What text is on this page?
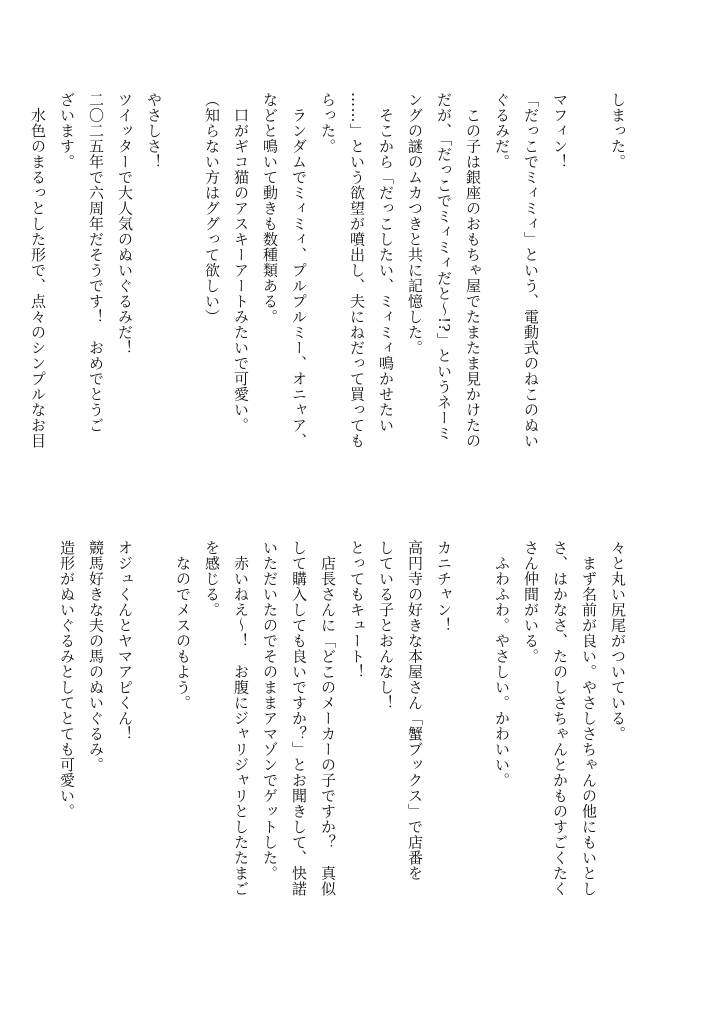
しまった。

マフィン！
「だっこでミィミィ」という、電動式のねこのぬい
ぐるみだ。
　この子は銀座のおもちゃ屋でたまたま見かけたの
だが、「だっこでミィミィだと〜!?」というネーミ
ングの謎のムカつきと共に記憶した。
　そこから「だっこしたい、ミィミィ鳴かせたい
……」という欲望が噴出し、夫にねだって買っても
らった。
　ランダムでミィミィ、プルプルミー、オニャア、
などと鳴いて動きも数種類ある。
　口がギコ猫のアスキーアートみたいで可愛い。
（知らない方はググって欲しい）

やさしさ！
ツイッターで大人気のぬいぐるみだ！
二〇二五年で六周年だそうです！　おめでとうご
ざいます。
　水色のまるっとした形で、点々のシンプルなお目
々と丸い尻尾がついている。
　まず名前が良い。やさしさちゃんの他にもいとし
さ、はかなさ、たのしさちゃんとかものすごくたく
さん仲間がいる。
　ふわふわ。やさしい。かわいい。

カニチャン！
高円寺の好きな本屋さん「蟹ブックス」で店番を
している子とおんなし！
とってもキュート！
　店長さんに「どこのメーカーの子ですか？　真似
して購入しても良いですか？」とお聞きして、快諾
いただいたのでそのままアマゾンでゲットした。
　赤いねえ〜！　お腹にジャリジャリとしたたまご
を感じる。
　なのでメスのもよう。

オジュくんとヤマアピくん！
競馬好きな夫の馬のぬいぐるみ。
造形がぬいぐるみとしてとても可愛い。
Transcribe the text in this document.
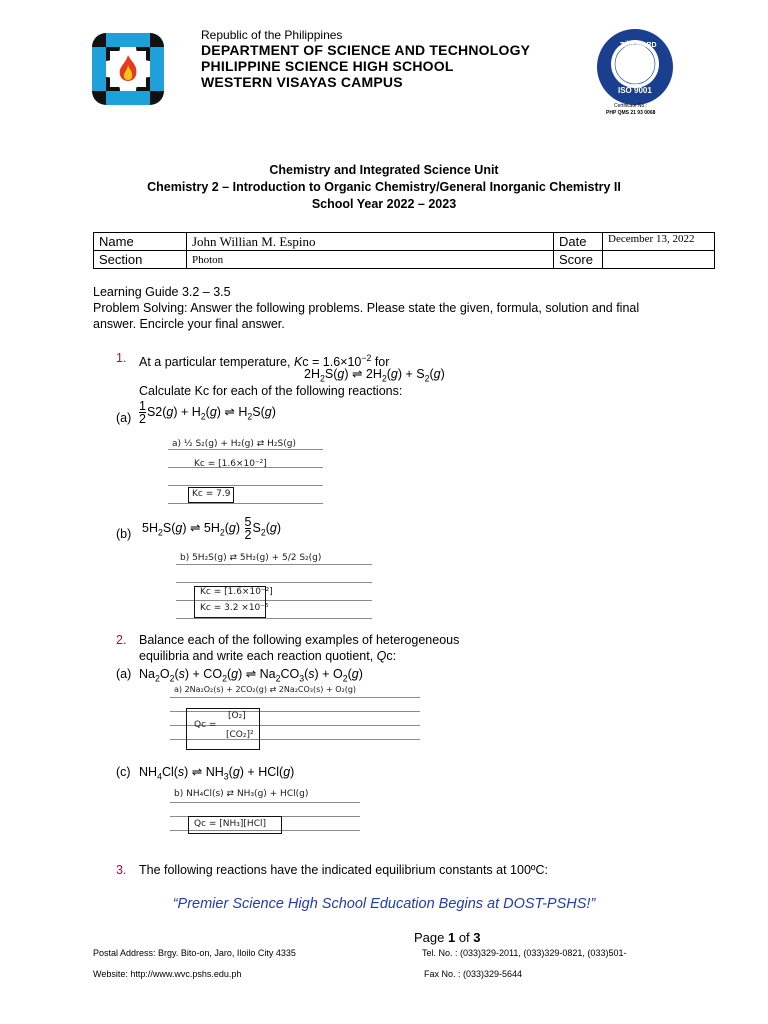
Republic of the Philippines
DEPARTMENT OF SCIENCE AND TECHNOLOGY
PHILIPPINE SCIENCE HIGH SCHOOL
WESTERN VISAYAS CAMPUS
TÜV NORD
ISO 9001
Certificate No.:
PHP QMS 21 93 0068
Chemistry and Integrated Science Unit
Chemistry 2 – Introduction to Organic Chemistry/General Inorganic Chemistry II
School Year 2022 – 2023
Name	John Willian M. Espino	Date	December 13, 2022
Section	Photon	Score	
Learning Guide 3.2 – 3.5
Problem Solving: Answer the following problems. Please state the given, formula, solution and final answer. Encircle your final answer.
1. At a particular temperature, $Kc = 1.6\times 10^{-2}$ for
$2H_2S(g)$ ⇌ $2H_2(g) + S_2(g)$
Calculate Kc for each of the following reactions:
$(a) \frac{1}{2} S2(g) + H_2(g)$ ⇌ $H_2S(g)$
a) ½ S₂(g) + H₂(g) ⇄ H₂S(g)
Kc = [1.6×10⁻²]
Kc = 7.9
(b) $5H_2S(g)$ ⇌ $5H_2(g) \frac{5}{2} S_2(g)$
b) 5H₂S(g) ⇄ 5H₂(g) + 5/2 S₂(g)
Kc = [1.6×10⁻²]
Kc = 3.2 ×10⁻⁵
2. Balance each of the following examples of heterogeneous
equilibria and write each reaction quotient, Qc:
(a) $Na_2O_2(s) + CO_2(g)$ ⇌ $Na_2CO_3(s) + O_2(g)$
a) 2Na₂O₂(s) + 2CO₂(g) ⇄ 2Na₂CO₃(s) + O₂(g)
Qc =
[O₂]
[CO₂]²
(c) $NH_4Cl(s)$ ⇌ $NH_3(g) + HCl(g)$
b) NH₄Cl(s) ⇄ NH₃(g) + HCl(g)
Qc = [NH₃][HCl]
3. The following reactions have the indicated equilibrium constants at 100ºC:
“Premier Science High School Education Begins at DOST-PSHS!”
Page 1 of 3
Postal Address: Brgy. Bito-on, Jaro, Iloilo City 4335
Website: http://www.wvc.pshs.edu.ph
Tel. No. : (033)329-2011, (033)329-0821, (033)501-
Fax No. : (033)329-5644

______________________________

» **WHAT YOU SHOULD DO**:
With pictures omitted, copy exactly the lines from the one containing "Transcribe the text in this document." through the final line of the listing, both included.

» **EXERCISE ANSWER**:
Transcribe the text in this document.
Republic of the Philippines
DEPARTMENT OF SCIENCE AND TECHNOLOGY
PHILIPPINE SCIENCE HIGH SCHOOL
WESTERN VISAYAS CAMPUS
TÜV NORD
ISO 9001
Certificate No.:
PHP QMS 21 93 0068
Chemistry and Integrated Science Unit
Chemistry 2 – Introduction to Organic Chemistry/General Inorganic Chemistry II
School Year 2022 – 2023
Name	John Willian M. Espino	Date	December 13, 2022
Section	Photon	Score	
Learning Guide 3.2 – 3.5
Problem Solving: Answer the following problems. Please state the given, formula, solution and final answer. Encircle your final answer.
1. At a particular temperature, $Kc = 1.6\times 10^{-2}$ for
$2H_2S(g)$ ⇌ $2H_2(g) + S_2(g)$
Calculate Kc for each of the following reactions:
$(a) \frac{1}{2} S2(g) + H_2(g)$ ⇌ $H_2S(g)$
a) ½ S₂(g) + H₂(g) ⇄ H₂S(g)
Kc = [1.6×10⁻²]
Kc = 7.9
(b) $5H_2S(g)$ ⇌ $5H_2(g) \frac{5}{2} S_2(g)$
b) 5H₂S(g) ⇄ 5H₂(g) + 5/2 S₂(g)
Kc = [1.6×10⁻²]
Kc = 3.2 ×10⁻⁵
2. Balance each of the following examples of heterogeneous
equilibria and write each reaction quotient, Qc:
(a) $Na_2O_2(s) + CO_2(g)$ ⇌ $Na_2CO_3(s) + O_2(g)$
a) 2Na₂O₂(s) + 2CO₂(g) ⇄ 2Na₂CO₃(s) + O₂(g)
Qc =
[O₂]
[CO₂]²
(c) $NH_4Cl(s)$ ⇌ $NH_3(g) + HCl(g)$
b) NH₄Cl(s) ⇄ NH₃(g) + HCl(g)
Qc = [NH₃][HCl]
3. The following reactions have the indicated equilibrium constants at 100ºC:
“Premier Science High School Education Begins at DOST-PSHS!”
Page 1 of 3
Postal Address: Brgy. Bito-on, Jaro, Iloilo City 4335
Website: http://www.wvc.pshs.edu.ph
Tel. No. : (033)329-2011, (033)329-0821, (033)501-
Fax No. : (033)329-5644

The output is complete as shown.